"""

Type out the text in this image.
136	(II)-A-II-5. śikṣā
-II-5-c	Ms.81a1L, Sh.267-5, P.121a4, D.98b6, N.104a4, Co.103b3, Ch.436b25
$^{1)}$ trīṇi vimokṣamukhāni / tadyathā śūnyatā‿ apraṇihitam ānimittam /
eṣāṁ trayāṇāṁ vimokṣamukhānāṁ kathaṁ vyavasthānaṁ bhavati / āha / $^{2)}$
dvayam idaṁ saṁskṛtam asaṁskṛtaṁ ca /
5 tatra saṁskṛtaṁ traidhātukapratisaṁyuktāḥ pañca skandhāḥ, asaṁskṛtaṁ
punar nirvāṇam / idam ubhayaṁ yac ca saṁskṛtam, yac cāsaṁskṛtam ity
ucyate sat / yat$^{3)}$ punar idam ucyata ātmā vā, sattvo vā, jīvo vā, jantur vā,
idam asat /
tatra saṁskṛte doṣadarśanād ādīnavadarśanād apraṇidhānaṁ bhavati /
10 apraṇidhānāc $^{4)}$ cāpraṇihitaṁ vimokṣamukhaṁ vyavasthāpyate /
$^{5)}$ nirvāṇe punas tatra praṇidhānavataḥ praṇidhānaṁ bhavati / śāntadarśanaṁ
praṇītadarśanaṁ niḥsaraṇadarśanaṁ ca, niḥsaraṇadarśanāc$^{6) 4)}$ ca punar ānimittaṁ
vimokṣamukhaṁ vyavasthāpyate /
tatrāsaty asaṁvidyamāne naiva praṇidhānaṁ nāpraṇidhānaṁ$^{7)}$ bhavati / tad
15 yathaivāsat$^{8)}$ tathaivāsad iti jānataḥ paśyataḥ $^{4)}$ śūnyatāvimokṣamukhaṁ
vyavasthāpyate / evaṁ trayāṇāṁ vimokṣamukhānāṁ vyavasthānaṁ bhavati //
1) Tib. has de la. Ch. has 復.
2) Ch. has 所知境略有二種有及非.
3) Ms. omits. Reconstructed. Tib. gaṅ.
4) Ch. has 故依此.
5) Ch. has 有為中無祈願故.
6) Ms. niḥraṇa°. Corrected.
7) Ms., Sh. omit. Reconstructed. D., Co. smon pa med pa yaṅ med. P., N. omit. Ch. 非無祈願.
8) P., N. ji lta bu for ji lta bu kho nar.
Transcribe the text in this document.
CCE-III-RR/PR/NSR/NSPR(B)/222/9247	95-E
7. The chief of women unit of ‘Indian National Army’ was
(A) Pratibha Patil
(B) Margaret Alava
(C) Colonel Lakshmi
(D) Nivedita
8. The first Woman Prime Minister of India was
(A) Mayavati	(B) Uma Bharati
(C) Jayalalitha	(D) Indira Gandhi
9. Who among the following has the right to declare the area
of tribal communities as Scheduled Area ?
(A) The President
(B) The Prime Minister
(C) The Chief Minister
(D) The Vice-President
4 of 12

"""

WHAT IS ASKED:
Copy all of the data exactly.

SOLUTION:
Type out the text in this image.
136	(II)-A-II-5. śikṣā
-II-5-c	Ms.81a1L, Sh.267-5, P.121a4, D.98b6, N.104a4, Co.103b3, Ch.436b25
$^{1)}$ trīṇi vimokṣamukhāni / tadyathā śūnyatā‿ apraṇihitam ānimittam /
eṣāṁ trayāṇāṁ vimokṣamukhānāṁ kathaṁ vyavasthānaṁ bhavati / āha / $^{2)}$
dvayam idaṁ saṁskṛtam asaṁskṛtaṁ ca /
5 tatra saṁskṛtaṁ traidhātukapratisaṁyuktāḥ pañca skandhāḥ, asaṁskṛtaṁ
punar nirvāṇam / idam ubhayaṁ yac ca saṁskṛtam, yac cāsaṁskṛtam ity
ucyate sat / yat$^{3)}$ punar idam ucyata ātmā vā, sattvo vā, jīvo vā, jantur vā,
idam asat /
tatra saṁskṛte doṣadarśanād ādīnavadarśanād apraṇidhānaṁ bhavati /
10 apraṇidhānāc $^{4)}$ cāpraṇihitaṁ vimokṣamukhaṁ vyavasthāpyate /
$^{5)}$ nirvāṇe punas tatra praṇidhānavataḥ praṇidhānaṁ bhavati / śāntadarśanaṁ
praṇītadarśanaṁ niḥsaraṇadarśanaṁ ca, niḥsaraṇadarśanāc$^{6) 4)}$ ca punar ānimittaṁ
vimokṣamukhaṁ vyavasthāpyate /
tatrāsaty asaṁvidyamāne naiva praṇidhānaṁ nāpraṇidhānaṁ$^{7)}$ bhavati / tad
15 yathaivāsat$^{8)}$ tathaivāsad iti jānataḥ paśyataḥ $^{4)}$ śūnyatāvimokṣamukhaṁ
vyavasthāpyate / evaṁ trayāṇāṁ vimokṣamukhānāṁ vyavasthānaṁ bhavati //
1) Tib. has de la. Ch. has 復.
2) Ch. has 所知境略有二種有及非.
3) Ms. omits. Reconstructed. Tib. gaṅ.
4) Ch. has 故依此.
5) Ch. has 有為中無祈願故.
6) Ms. niḥraṇa°. Corrected.
7) Ms., Sh. omit. Reconstructed. D., Co. smon pa med pa yaṅ med. P., N. omit. Ch. 非無祈願.
8) P., N. ji lta bu for ji lta bu kho nar.
Transcribe the text in this document.
CCE-III-RR/PR/NSR/NSPR(B)/222/9247	95-E
7. The chief of women unit of ‘Indian National Army’ was
(A) Pratibha Patil
(B) Margaret Alava
(C) Colonel Lakshmi
(D) Nivedita
8. The first Woman Prime Minister of India was
(A) Mayavati	(B) Uma Bharati
(C) Jayalalitha	(D) Indira Gandhi
9. Who among the following has the right to declare the area
of tribal communities as Scheduled Area ?
(A) The President
(B) The Prime Minister
(C) The Chief Minister
(D) The Vice-President
4 of 12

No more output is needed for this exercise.